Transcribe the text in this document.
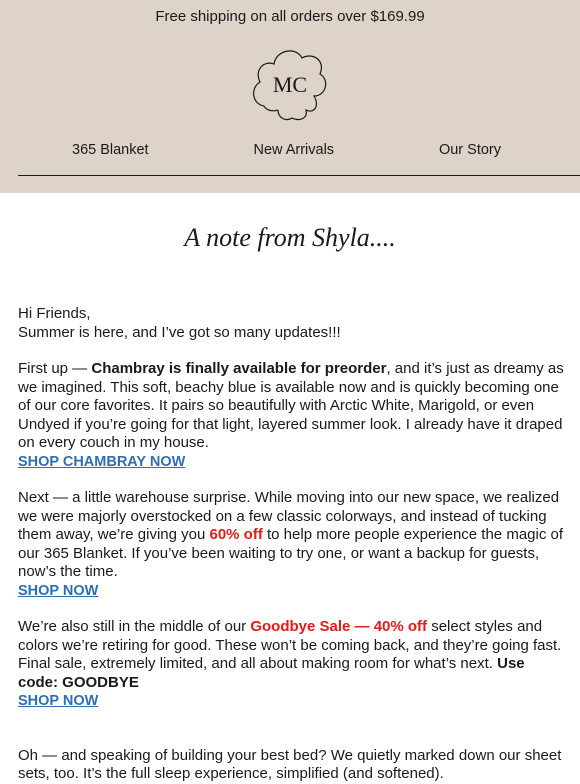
Free shipping on all orders over $169.99
MC
365 Blanket	New Arrivals	Our Story
A note from Shyla....

Hi Friends,

Summer is here, and I’ve got so many updates!!!

First up — Chambray is finally available for preorder, and it’s just as dreamy as we imagined. This soft, beachy blue is available now and is quickly becoming one of our core favorites. It pairs so beautifully with Arctic White, Marigold, or even Undyed if you’re going for that light, layered summer look. I already have it draped on every couch in my house.

SHOP CHAMBRAY NOW

Next — a little warehouse surprise. While moving into our new space, we realized we were majorly overstocked on a few classic colorways, and instead of tucking them away, we’re giving you 60% off to help more people experience the magic of our 365 Blanket. If you’ve been waiting to try one, or want a backup for guests, now’s the time.

SHOP NOW

We’re also still in the middle of our Goodbye Sale — 40% off select styles and colors we’re retiring for good. These won’t be coming back, and they’re going fast. Final sale, extremely limited, and all about making room for what’s next. Use code: GOODBYE

SHOP NOW

Oh — and speaking of building your best bed? We quietly marked down our sheet sets, too. It’s the full sleep experience, simplified (and softened).
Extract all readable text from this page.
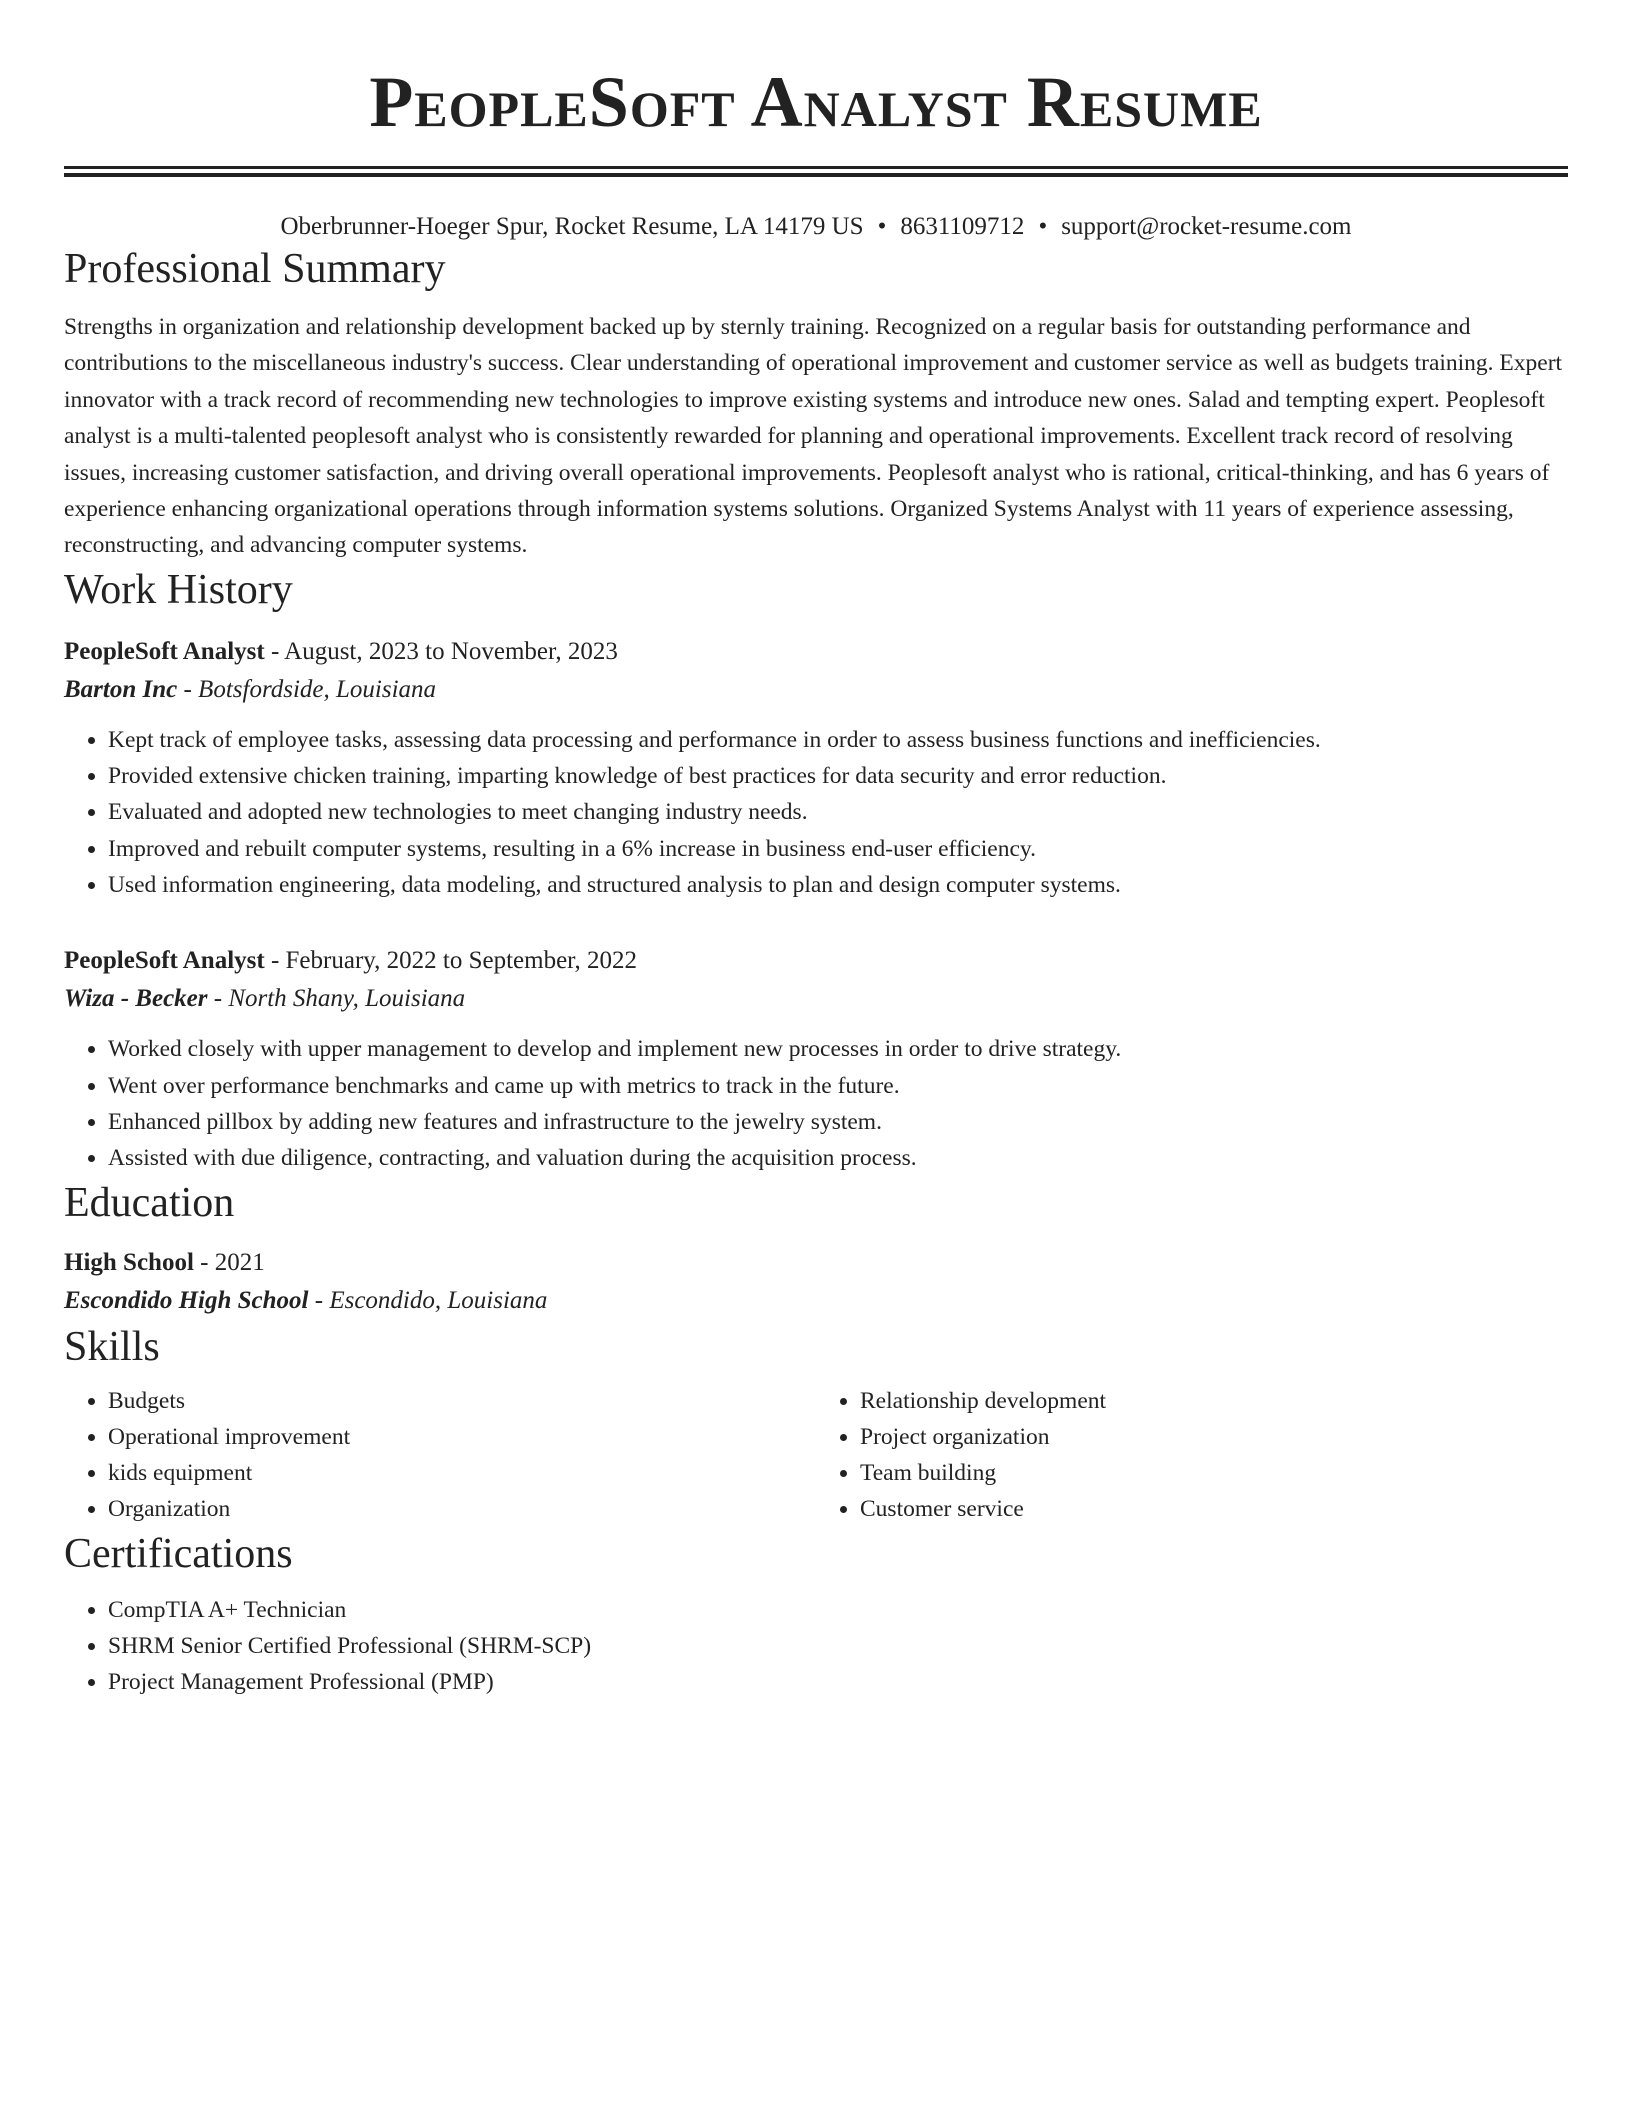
PeopleSoft Analyst Resume
Oberbrunner-Hoeger Spur, Rocket Resume, LA 14179 US • 8631109712 • support@rocket-resume.com
Professional Summary

Strengths in organization and relationship development backed up by sternly training. Recognized on a regular basis for outstanding performance and contributions to the miscellaneous industry's success. Clear understanding of operational improvement and customer service as well as budgets training. Expert innovator with a track record of recommending new technologies to improve existing systems and introduce new ones. Salad and tempting expert. Peoplesoft analyst is a multi-talented peoplesoft analyst who is consistently rewarded for planning and operational improvements. Excellent track record of resolving issues, increasing customer satisfaction, and driving overall operational improvements. Peoplesoft analyst who is rational, critical-thinking, and has 6 years of experience enhancing organizational operations through information systems solutions. Organized Systems Analyst with 11 years of experience assessing, reconstructing, and advancing computer systems.

Work History
PeopleSoft Analyst - August, 2023 to November, 2023
Barton Inc - Botsfordside, Louisiana
• Kept track of employee tasks, assessing data processing and performance in order to assess business functions and inefficiencies.
• Provided extensive chicken training, imparting knowledge of best practices for data security and error reduction.
• Evaluated and adopted new technologies to meet changing industry needs.
• Improved and rebuilt computer systems, resulting in a 6% increase in business end-user efficiency.
• Used information engineering, data modeling, and structured analysis to plan and design computer systems.
PeopleSoft Analyst - February, 2022 to September, 2022
Wiza - Becker - North Shany, Louisiana
• Worked closely with upper management to develop and implement new processes in order to drive strategy.
• Went over performance benchmarks and came up with metrics to track in the future.
• Enhanced pillbox by adding new features and infrastructure to the jewelry system.
• Assisted with due diligence, contracting, and valuation during the acquisition process.
Education
High School - 2021
Escondido High School - Escondido, Louisiana
Skills
• Budgets
• Operational improvement
• kids equipment
• Organization
• Relationship development
• Project organization
• Team building
• Customer service
Certifications
• CompTIA A+ Technician
• SHRM Senior Certified Professional (SHRM-SCP)
• Project Management Professional (PMP)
_____
Pictures in the records must not appear in the copy; transcribe everything else precisely.

= EXPECTED ANSWER =
Transcribe the text in this document.
Free shipping on all orders over $169.99
MC
365 Blanket	New Arrivals	Our Story
A note from Shyla....

Hi Friends,

Summer is here, and I’ve got so many updates!!!

First up — Chambray is finally available for preorder, and it’s just as dreamy as we imagined. This soft, beachy blue is available now and is quickly becoming one of our core favorites. It pairs so beautifully with Arctic White, Marigold, or even Undyed if you’re going for that light, layered summer look. I already have it draped on every couch in my house.

SHOP CHAMBRAY NOW

Next — a little warehouse surprise. While moving into our new space, we realized we were majorly overstocked on a few classic colorways, and instead of tucking them away, we’re giving you 60% off to help more people experience the magic of our 365 Blanket. If you’ve been waiting to try one, or want a backup for guests, now’s the time.

SHOP NOW

We’re also still in the middle of our Goodbye Sale — 40% off select styles and colors we’re retiring for good. These won’t be coming back, and they’re going fast. Final sale, extremely limited, and all about making room for what’s next. Use code: GOODBYE

SHOP NOW

Oh — and speaking of building your best bed? We quietly marked down our sheet sets, too. It’s the full sleep experience, simplified (and softened).
Extract all readable text from this page.
PeopleSoft Analyst Resume
Oberbrunner-Hoeger Spur, Rocket Resume, LA 14179 US • 8631109712 • support@rocket-resume.com
Professional Summary

Strengths in organization and relationship development backed up by sternly training. Recognized on a regular basis for outstanding performance and contributions to the miscellaneous industry's success. Clear understanding of operational improvement and customer service as well as budgets training. Expert innovator with a track record of recommending new technologies to improve existing systems and introduce new ones. Salad and tempting expert. Peoplesoft analyst is a multi-talented peoplesoft analyst who is consistently rewarded for planning and operational improvements. Excellent track record of resolving issues, increasing customer satisfaction, and driving overall operational improvements. Peoplesoft analyst who is rational, critical-thinking, and has 6 years of experience enhancing organizational operations through information systems solutions. Organized Systems Analyst with 11 years of experience assessing, reconstructing, and advancing computer systems.

Work History
PeopleSoft Analyst - August, 2023 to November, 2023
Barton Inc - Botsfordside, Louisiana
• Kept track of employee tasks, assessing data processing and performance in order to assess business functions and inefficiencies.
• Provided extensive chicken training, imparting knowledge of best practices for data security and error reduction.
• Evaluated and adopted new technologies to meet changing industry needs.
• Improved and rebuilt computer systems, resulting in a 6% increase in business end-user efficiency.
• Used information engineering, data modeling, and structured analysis to plan and design computer systems.
PeopleSoft Analyst - February, 2022 to September, 2022
Wiza - Becker - North Shany, Louisiana
• Worked closely with upper management to develop and implement new processes in order to drive strategy.
• Went over performance benchmarks and came up with metrics to track in the future.
• Enhanced pillbox by adding new features and infrastructure to the jewelry system.
• Assisted with due diligence, contracting, and valuation during the acquisition process.
Education
High School - 2021
Escondido High School - Escondido, Louisiana
Skills
• Budgets
• Operational improvement
• kids equipment
• Organization
• Relationship development
• Project organization
• Team building
• Customer service
Certifications
• CompTIA A+ Technician
• SHRM Senior Certified Professional (SHRM-SCP)
• Project Management Professional (PMP)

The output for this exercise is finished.